*** Opening Supplied text ***

Purpose of the Study:

  • To review core pangenome concepts and current initiatives.
  • To survey pangenome efforts in Middle Eastern countries.
  • To highlight the genetic architecture and implications for precision medicine in the region.

Main Methods:

  • Review of pangenome concepts and existing literature.
  • Survey of national genome programs and pangenome initiatives in the Middle East.
  • Analysis of long-read sequencing and graph-based bioinformatics for diploid assemblies.
  • Examination of population-specific genetic factors (founder effects, consanguinity, endogamy).

Main Results:

  • Pangenome initiatives are shifting focus to diploid assemblies and population haplotypes.
  • Middle Eastern pangenome efforts are identifying novel sequence and variant content absent in current references.

*** Closing Supplied text ***

Continue the study summary on Middle Eastern pangenome efforts from the point where it ends.

*** Opening Material shown ***

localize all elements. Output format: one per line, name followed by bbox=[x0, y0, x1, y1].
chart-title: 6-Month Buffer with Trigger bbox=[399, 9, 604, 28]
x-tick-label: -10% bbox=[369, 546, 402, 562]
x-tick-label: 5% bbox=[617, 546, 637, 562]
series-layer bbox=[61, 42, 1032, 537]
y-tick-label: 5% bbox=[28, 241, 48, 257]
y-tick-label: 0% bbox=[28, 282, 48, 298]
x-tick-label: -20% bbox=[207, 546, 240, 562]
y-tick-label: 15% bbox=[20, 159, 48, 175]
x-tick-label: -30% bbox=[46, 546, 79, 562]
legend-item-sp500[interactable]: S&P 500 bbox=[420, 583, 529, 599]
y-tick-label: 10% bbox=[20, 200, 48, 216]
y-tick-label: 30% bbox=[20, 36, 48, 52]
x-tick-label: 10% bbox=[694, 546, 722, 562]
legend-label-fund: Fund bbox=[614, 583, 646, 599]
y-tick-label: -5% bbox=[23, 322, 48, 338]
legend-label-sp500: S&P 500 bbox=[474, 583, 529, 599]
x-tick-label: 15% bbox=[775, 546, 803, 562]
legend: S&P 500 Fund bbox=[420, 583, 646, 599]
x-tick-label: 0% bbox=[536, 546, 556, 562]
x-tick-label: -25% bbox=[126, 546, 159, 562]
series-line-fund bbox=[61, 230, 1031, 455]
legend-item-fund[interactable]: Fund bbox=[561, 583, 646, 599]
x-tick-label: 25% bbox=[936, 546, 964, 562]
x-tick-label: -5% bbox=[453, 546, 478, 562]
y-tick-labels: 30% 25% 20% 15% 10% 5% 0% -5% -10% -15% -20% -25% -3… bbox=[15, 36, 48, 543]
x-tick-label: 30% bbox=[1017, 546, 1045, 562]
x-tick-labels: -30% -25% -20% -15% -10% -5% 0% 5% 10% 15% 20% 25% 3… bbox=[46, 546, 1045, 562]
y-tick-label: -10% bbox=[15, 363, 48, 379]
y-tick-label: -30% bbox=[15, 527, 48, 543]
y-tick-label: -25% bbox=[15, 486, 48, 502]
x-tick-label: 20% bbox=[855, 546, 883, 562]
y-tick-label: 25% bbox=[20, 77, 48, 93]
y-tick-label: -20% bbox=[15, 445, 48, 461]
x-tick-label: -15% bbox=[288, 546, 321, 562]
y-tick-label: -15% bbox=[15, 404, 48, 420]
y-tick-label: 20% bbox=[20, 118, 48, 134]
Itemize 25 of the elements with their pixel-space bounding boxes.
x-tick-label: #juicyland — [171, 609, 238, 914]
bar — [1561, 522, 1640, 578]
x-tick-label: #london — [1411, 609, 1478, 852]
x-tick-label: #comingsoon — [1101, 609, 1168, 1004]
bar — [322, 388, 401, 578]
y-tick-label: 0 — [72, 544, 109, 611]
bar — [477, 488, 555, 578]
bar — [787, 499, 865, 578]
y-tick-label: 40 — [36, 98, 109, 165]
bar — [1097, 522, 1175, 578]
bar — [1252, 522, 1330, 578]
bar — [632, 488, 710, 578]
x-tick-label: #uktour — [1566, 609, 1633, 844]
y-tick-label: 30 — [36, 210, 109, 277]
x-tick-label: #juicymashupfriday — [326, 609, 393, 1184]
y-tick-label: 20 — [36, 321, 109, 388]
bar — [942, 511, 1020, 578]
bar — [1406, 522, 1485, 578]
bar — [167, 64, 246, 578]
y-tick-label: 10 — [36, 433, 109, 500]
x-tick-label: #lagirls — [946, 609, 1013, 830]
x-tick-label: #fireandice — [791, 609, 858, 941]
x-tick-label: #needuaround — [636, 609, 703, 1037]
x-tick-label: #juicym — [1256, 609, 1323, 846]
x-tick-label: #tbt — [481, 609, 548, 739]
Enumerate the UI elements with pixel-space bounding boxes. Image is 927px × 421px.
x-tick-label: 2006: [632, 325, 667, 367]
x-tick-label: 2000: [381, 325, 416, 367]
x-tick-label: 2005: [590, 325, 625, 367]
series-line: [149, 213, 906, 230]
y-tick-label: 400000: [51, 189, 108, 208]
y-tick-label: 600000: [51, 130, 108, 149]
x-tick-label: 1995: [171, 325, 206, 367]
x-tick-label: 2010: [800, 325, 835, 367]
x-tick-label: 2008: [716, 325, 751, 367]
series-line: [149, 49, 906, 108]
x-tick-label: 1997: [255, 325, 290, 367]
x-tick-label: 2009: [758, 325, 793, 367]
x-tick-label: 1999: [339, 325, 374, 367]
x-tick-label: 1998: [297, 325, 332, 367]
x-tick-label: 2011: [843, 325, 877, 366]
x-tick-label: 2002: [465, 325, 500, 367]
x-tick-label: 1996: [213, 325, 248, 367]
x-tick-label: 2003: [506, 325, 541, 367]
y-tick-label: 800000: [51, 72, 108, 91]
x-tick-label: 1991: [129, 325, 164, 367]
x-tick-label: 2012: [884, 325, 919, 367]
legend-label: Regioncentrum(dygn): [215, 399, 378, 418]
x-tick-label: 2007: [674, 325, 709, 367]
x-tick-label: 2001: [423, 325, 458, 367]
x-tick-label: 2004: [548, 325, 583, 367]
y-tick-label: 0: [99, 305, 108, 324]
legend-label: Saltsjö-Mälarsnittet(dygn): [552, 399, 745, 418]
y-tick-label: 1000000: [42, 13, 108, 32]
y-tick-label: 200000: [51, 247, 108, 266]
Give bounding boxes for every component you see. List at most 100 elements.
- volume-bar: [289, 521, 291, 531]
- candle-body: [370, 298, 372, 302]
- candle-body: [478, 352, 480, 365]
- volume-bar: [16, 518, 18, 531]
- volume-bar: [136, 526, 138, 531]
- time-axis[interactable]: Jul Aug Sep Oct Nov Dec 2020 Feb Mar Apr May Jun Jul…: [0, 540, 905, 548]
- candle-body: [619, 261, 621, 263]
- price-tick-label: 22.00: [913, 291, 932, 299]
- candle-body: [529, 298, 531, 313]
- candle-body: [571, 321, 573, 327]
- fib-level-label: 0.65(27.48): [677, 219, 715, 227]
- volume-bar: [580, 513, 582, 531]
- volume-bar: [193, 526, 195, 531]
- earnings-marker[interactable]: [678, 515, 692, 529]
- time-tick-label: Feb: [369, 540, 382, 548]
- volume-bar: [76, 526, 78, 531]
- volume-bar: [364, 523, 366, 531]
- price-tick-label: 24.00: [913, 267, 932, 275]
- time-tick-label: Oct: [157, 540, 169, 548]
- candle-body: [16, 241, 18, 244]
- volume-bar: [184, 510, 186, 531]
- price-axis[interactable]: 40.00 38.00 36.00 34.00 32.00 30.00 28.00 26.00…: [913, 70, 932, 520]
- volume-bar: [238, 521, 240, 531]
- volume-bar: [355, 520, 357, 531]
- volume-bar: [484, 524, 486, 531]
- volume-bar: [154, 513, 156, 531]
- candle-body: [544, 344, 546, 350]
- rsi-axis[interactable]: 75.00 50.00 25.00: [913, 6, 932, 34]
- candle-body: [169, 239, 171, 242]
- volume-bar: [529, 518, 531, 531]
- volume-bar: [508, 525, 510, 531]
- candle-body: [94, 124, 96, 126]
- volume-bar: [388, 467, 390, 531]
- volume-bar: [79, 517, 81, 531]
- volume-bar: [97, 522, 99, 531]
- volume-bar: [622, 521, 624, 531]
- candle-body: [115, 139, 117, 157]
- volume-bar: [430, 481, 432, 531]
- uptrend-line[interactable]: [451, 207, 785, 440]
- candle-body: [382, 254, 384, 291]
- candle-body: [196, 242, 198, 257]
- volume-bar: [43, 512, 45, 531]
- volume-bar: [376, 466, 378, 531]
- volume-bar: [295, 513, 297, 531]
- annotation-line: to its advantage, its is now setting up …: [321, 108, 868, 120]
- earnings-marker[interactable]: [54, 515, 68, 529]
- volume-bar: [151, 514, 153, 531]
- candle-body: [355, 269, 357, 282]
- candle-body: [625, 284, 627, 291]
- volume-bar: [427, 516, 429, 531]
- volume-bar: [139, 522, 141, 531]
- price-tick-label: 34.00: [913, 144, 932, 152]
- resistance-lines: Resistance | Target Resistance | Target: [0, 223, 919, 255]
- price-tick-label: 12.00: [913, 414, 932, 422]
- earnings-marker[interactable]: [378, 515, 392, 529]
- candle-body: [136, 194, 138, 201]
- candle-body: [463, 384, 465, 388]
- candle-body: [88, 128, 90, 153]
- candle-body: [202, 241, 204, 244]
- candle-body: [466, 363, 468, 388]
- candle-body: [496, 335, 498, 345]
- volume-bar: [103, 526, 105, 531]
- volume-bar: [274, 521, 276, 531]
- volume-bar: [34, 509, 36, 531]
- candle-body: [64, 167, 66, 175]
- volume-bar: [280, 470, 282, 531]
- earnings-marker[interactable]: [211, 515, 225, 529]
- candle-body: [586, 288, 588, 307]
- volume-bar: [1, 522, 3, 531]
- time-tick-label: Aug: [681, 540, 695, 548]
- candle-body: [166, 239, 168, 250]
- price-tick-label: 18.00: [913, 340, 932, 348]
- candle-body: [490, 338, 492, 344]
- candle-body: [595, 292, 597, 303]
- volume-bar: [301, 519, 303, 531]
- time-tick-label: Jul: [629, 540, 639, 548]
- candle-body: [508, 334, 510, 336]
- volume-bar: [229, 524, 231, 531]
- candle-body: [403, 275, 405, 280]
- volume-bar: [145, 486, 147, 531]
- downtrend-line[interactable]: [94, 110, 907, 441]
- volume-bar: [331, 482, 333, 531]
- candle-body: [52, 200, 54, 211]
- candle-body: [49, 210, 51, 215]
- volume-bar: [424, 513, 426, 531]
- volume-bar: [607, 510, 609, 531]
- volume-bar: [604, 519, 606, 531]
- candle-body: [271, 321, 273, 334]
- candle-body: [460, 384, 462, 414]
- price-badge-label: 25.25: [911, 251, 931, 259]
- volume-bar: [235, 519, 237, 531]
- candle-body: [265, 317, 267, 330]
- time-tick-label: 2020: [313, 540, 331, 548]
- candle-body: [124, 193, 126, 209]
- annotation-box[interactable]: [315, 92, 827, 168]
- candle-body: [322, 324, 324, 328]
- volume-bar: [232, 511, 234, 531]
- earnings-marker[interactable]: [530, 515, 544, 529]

*** Closing Material shown ***

# Response to the task
  • Founder effects, consanguinity, and endogamy significantly shape the region's genetic architecture, influencing runs of homozygosity and rare alleles.
  • Existing national genome programs in six countries are beginning to incorporate pangenome strategies.

Conclusions:

  • Coordinated, region-wide pangenome initiatives are essential for equitable genome references.
  • Improved mapping and variant calling for Middle Eastern haplotypes will enhance clinical interpretation.
  • Accelerating precision medicine requires comprehensive genomic data from diverse populations.